(Stored data)
____________
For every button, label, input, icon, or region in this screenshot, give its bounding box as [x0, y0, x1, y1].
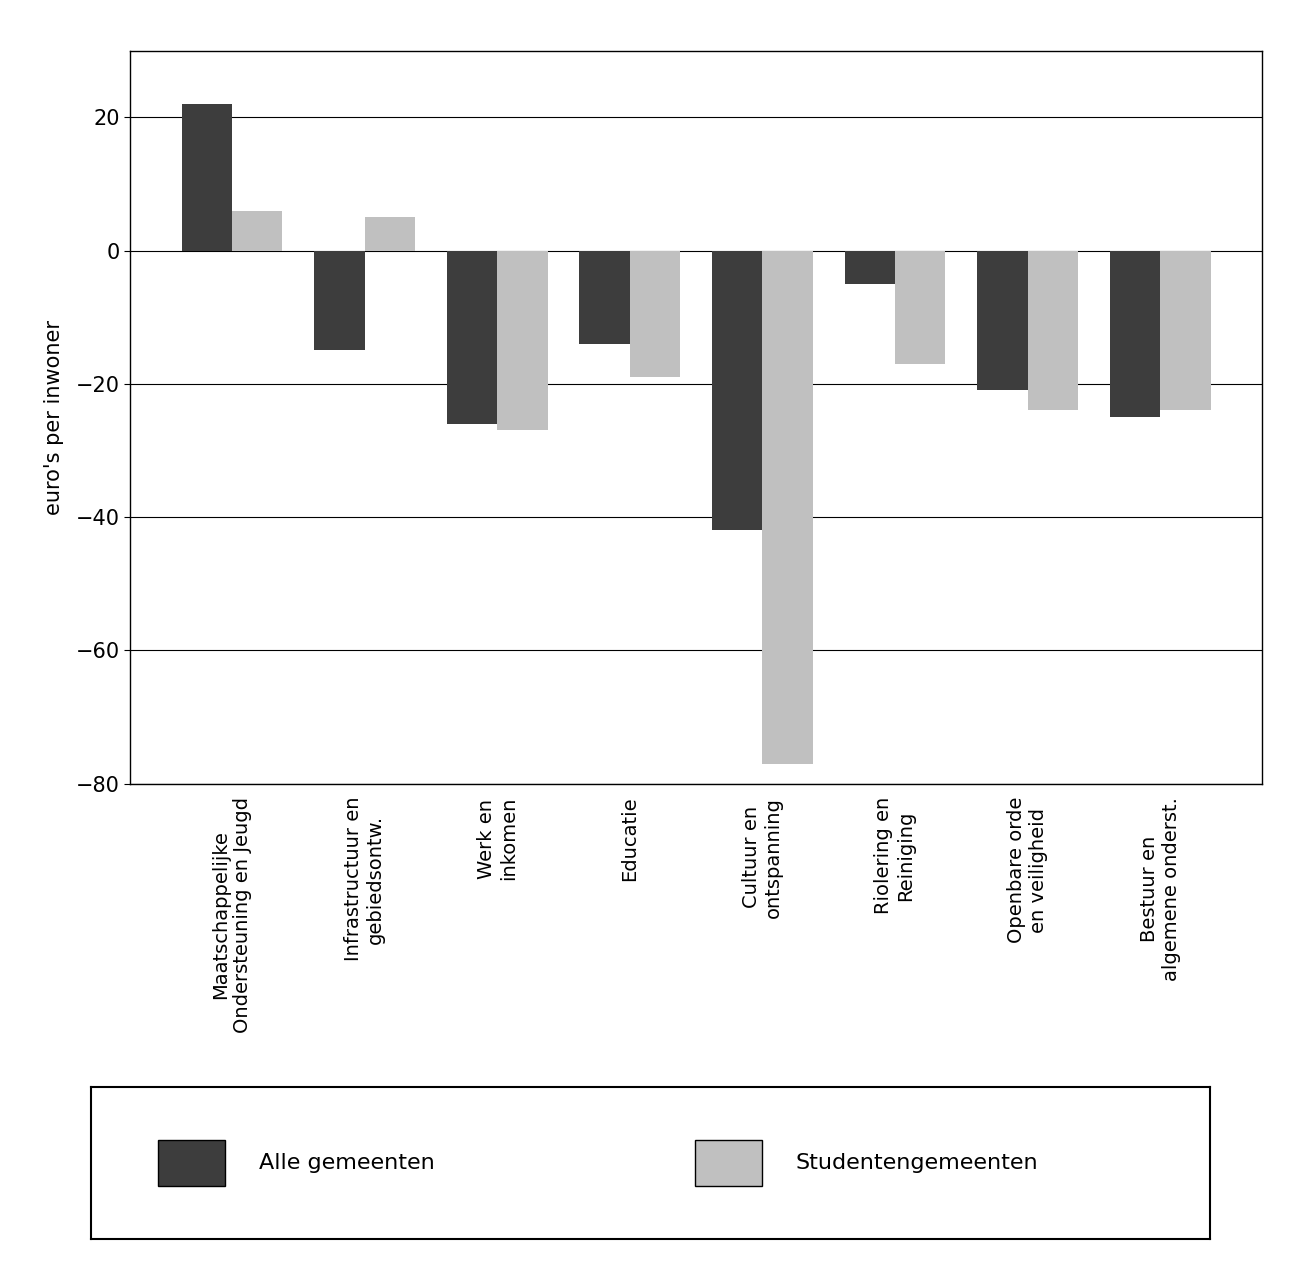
Bar [630, 250, 680, 377]
Text: Alle gemeenten: Alle gemeenten [259, 1153, 435, 1173]
Bar [1028, 250, 1079, 411]
Bar [579, 250, 630, 344]
Bar [712, 250, 762, 531]
Bar [364, 217, 415, 250]
Bar [895, 250, 946, 364]
Bar [232, 211, 282, 250]
Text: Studentengemeenten: Studentengemeenten [796, 1153, 1038, 1173]
Bar [1160, 250, 1210, 411]
Y-axis label: euro's per inwoner: euro's per inwoner [44, 320, 65, 514]
Bar [1110, 250, 1160, 417]
FancyBboxPatch shape [695, 1140, 762, 1186]
Bar [762, 250, 813, 763]
Bar [977, 250, 1028, 391]
Bar [446, 250, 497, 423]
FancyBboxPatch shape [159, 1140, 225, 1186]
Bar [844, 250, 895, 284]
Bar [182, 104, 232, 250]
Bar [314, 250, 364, 350]
Bar [497, 250, 548, 431]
____________
List each line of the data that includes the word "Text".

▶ [TASK RESPONSE]:
Text: Alle gemeenten: Alle gemeenten [259, 1153, 435, 1173]
Text: Studentengemeenten: Studentengemeenten [796, 1153, 1038, 1173]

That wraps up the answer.